- **CHALLENGE**
All entries should be output exactly as they stand.

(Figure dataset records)

________________________________________

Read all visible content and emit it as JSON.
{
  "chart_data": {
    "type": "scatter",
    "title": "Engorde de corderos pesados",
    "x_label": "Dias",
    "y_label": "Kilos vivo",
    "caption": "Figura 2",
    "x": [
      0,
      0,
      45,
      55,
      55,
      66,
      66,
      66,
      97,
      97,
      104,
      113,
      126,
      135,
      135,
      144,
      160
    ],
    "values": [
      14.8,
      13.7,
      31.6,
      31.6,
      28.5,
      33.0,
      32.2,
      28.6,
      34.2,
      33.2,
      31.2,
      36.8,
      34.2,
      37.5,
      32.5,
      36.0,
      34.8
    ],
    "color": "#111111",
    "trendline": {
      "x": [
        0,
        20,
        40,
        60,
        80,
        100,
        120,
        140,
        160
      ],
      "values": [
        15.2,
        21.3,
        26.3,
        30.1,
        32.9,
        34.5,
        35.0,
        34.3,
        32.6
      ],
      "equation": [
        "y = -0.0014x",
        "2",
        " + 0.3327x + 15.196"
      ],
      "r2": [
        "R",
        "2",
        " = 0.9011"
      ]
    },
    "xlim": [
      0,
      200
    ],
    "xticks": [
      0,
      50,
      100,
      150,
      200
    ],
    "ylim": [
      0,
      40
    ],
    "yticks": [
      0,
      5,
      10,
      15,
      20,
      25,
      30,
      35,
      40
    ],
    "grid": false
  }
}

________________________________________

- **PROBLEM SOLUTION**
Read all visible content and emit it as JSON.
{
  "chart_data": {
    "type": "scatter",
    "title": "Engorde de corderos pesados",
    "x_label": "Dias",
    "y_label": "Kilos vivo",
    "caption": "Figura 2",
    "x": [
      0,
      0,
      45,
      55,
      55,
      66,
      66,
      66,
      97,
      97,
      104,
      113,
      126,
      135,
      135,
      144,
      160
    ],
    "values": [
      14.8,
      13.7,
      31.6,
      31.6,
      28.5,
      33.0,
      32.2,
      28.6,
      34.2,
      33.2,
      31.2,
      36.8,
      34.2,
      37.5,
      32.5,
      36.0,
      34.8
    ],
    "color": "#111111",
    "trendline": {
      "x": [
        0,
        20,
        40,
        60,
        80,
        100,
        120,
        140,
        160
      ],
      "values": [
        15.2,
        21.3,
        26.3,
        30.1,
        32.9,
        34.5,
        35.0,
        34.3,
        32.6
      ],
      "equation": [
        "y = -0.0014x",
        "2",
        " + 0.3327x + 15.196"
      ],
      "r2": [
        "R",
        "2",
        " = 0.9011"
      ]
    },
    "xlim": [
      0,
      200
    ],
    "xticks": [
      0,
      50,
      100,
      150,
      200
    ],
    "ylim": [
      0,
      40
    ],
    "yticks": [
      0,
      5,
      10,
      15,
      20,
      25,
      30,
      35,
      40
    ],
    "grid": false
  }
}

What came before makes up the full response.